> [Task goal] Of all the lines in these entries, how many contain the string "Hotwife"? Give only that count.

> [Extracted entries]

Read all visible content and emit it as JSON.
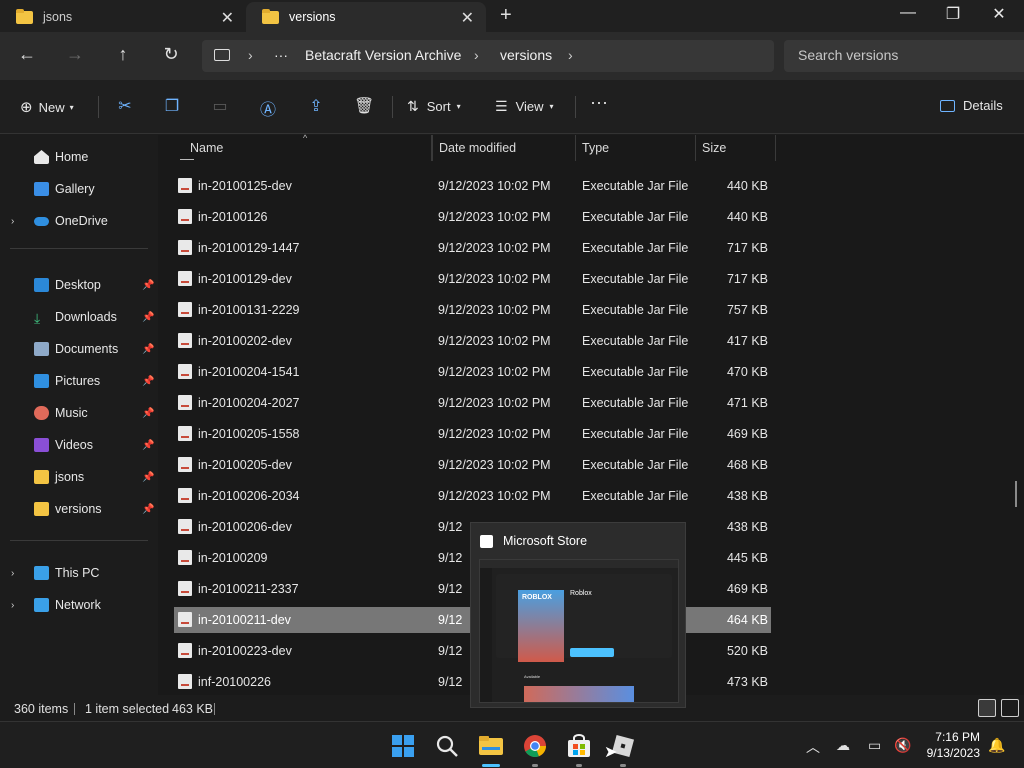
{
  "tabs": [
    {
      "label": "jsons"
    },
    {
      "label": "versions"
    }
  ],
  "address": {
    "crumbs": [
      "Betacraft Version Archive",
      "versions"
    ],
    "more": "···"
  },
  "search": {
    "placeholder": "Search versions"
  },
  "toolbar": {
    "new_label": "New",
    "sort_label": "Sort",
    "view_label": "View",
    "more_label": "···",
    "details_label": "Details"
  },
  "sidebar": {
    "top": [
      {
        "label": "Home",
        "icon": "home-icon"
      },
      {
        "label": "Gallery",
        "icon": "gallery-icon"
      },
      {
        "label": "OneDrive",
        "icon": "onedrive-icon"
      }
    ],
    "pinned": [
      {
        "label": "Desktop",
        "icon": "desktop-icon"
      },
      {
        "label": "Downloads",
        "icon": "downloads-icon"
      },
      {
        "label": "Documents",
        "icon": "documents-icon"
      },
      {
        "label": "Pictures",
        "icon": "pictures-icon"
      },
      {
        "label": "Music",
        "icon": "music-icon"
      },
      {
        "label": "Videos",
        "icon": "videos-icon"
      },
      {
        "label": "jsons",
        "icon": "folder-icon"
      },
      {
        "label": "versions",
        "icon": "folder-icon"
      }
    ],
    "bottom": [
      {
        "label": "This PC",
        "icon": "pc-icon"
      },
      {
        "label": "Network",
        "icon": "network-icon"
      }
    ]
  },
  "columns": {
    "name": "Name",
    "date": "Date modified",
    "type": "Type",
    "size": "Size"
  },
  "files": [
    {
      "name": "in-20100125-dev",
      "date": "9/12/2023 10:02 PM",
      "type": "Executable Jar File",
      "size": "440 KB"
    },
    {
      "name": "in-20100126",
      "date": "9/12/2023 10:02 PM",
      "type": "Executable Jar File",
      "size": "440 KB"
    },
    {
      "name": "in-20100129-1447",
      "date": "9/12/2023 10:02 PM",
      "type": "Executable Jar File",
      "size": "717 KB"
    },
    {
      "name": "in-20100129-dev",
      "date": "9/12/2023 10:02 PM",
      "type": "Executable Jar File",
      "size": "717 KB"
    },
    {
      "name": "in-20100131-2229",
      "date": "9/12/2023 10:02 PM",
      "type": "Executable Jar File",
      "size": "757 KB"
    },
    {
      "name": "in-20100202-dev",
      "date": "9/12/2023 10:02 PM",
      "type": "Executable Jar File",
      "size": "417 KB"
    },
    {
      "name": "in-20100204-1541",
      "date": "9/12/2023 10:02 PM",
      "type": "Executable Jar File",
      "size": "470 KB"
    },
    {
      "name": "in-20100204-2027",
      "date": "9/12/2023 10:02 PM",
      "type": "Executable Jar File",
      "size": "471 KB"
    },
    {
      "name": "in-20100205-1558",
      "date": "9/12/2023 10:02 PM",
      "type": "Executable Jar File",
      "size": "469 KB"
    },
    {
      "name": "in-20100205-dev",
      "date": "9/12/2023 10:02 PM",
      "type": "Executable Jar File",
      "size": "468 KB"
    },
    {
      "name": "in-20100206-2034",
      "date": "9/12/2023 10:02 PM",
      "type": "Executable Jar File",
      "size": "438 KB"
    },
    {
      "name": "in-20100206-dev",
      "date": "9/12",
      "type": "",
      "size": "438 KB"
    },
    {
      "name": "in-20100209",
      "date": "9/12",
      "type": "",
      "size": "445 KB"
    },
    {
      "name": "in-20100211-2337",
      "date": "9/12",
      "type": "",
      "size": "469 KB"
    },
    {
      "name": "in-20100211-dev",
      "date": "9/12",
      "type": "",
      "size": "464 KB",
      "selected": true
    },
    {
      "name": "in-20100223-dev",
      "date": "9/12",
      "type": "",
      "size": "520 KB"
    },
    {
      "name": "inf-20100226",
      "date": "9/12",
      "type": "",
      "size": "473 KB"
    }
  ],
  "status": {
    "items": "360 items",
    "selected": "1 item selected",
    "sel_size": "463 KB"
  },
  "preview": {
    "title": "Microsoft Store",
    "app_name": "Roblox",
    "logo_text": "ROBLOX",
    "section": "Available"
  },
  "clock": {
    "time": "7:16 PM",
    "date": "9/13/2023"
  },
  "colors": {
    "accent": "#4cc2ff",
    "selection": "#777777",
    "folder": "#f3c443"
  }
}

--

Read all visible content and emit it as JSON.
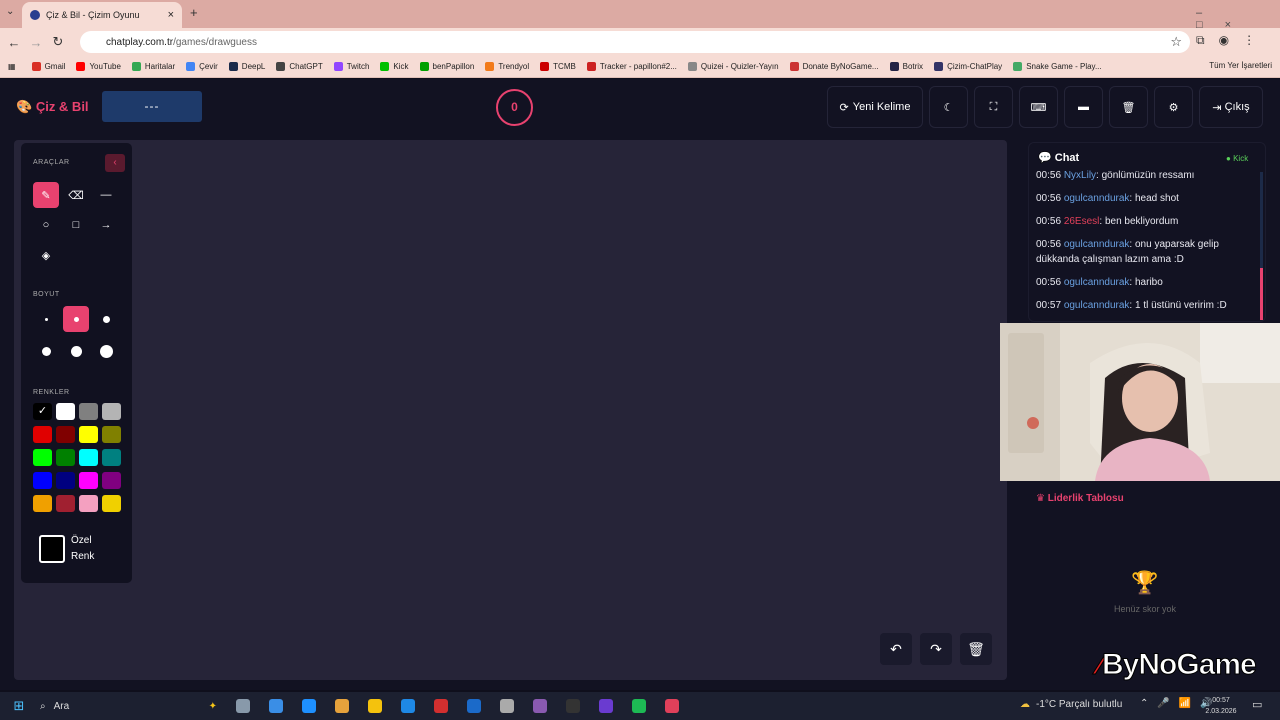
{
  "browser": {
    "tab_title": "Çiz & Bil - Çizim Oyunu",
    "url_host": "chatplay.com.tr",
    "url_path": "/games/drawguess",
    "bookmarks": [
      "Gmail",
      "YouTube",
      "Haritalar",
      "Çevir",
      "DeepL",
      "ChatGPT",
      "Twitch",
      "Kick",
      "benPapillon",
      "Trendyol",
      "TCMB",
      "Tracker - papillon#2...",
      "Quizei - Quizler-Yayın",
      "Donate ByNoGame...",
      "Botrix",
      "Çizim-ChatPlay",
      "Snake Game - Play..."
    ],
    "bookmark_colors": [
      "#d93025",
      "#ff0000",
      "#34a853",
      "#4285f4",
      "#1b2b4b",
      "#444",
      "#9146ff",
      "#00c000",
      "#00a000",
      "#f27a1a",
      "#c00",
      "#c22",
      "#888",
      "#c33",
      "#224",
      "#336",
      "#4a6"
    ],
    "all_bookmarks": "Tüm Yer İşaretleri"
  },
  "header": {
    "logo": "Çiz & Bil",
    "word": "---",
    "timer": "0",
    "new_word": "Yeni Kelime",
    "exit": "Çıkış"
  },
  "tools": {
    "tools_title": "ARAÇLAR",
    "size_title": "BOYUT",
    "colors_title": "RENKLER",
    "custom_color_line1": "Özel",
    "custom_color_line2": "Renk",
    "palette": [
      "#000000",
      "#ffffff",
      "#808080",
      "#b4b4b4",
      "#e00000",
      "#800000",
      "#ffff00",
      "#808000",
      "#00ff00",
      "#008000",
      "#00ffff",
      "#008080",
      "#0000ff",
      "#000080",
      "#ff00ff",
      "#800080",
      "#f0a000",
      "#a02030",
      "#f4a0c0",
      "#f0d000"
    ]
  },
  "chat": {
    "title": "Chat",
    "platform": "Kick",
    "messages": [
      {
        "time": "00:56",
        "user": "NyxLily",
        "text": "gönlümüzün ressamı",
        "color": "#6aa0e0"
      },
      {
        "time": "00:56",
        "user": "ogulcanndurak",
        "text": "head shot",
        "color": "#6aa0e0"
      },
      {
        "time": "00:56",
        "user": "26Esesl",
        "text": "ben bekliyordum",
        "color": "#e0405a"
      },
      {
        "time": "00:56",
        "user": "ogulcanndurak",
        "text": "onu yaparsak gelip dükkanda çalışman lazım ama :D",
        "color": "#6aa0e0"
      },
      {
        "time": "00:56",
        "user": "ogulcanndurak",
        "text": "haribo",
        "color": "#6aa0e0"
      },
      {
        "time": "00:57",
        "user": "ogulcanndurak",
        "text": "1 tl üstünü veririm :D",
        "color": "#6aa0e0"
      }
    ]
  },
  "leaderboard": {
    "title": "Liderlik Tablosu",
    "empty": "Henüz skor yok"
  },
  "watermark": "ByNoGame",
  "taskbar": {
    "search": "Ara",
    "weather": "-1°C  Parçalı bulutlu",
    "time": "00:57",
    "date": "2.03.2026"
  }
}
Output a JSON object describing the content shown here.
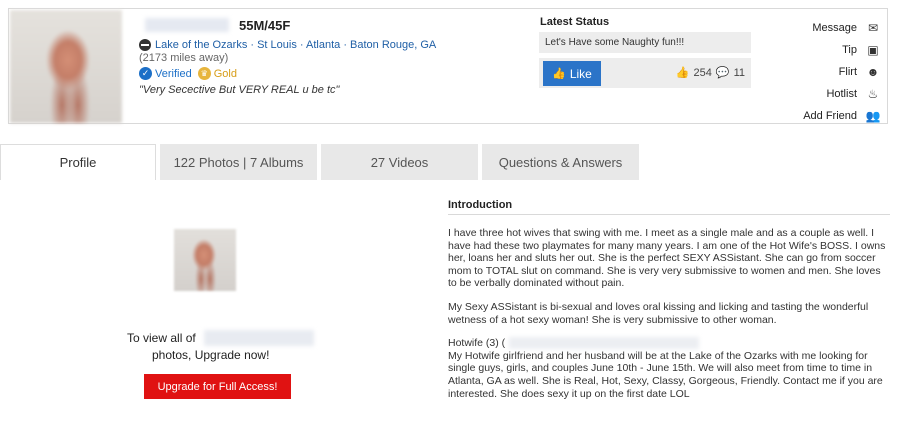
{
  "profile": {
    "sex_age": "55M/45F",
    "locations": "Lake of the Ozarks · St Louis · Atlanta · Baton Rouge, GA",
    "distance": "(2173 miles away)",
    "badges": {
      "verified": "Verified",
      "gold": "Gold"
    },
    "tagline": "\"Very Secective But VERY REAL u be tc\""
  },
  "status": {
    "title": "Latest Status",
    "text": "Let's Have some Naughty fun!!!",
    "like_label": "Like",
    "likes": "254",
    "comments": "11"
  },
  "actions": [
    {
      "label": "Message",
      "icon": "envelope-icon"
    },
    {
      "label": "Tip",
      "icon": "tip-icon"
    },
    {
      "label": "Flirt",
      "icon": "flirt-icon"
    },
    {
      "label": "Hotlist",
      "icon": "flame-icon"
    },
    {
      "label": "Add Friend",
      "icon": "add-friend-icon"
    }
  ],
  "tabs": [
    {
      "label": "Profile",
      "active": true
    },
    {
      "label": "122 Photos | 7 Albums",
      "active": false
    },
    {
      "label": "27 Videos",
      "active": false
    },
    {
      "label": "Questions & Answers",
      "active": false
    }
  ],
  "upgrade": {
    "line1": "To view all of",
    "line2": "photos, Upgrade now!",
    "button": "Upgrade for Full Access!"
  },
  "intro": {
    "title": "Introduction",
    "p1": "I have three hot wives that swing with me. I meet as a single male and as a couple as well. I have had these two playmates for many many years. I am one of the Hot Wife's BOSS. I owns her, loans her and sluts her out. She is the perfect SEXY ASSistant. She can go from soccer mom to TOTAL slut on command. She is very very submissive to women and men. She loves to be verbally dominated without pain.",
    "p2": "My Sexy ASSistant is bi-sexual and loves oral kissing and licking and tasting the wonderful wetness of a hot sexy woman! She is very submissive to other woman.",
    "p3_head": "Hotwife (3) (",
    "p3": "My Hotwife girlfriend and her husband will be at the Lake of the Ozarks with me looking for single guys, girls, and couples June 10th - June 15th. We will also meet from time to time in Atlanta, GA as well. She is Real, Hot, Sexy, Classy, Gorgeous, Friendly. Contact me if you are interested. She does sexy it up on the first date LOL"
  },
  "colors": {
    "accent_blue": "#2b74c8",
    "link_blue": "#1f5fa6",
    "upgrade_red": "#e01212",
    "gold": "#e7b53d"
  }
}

> [Finished task] 2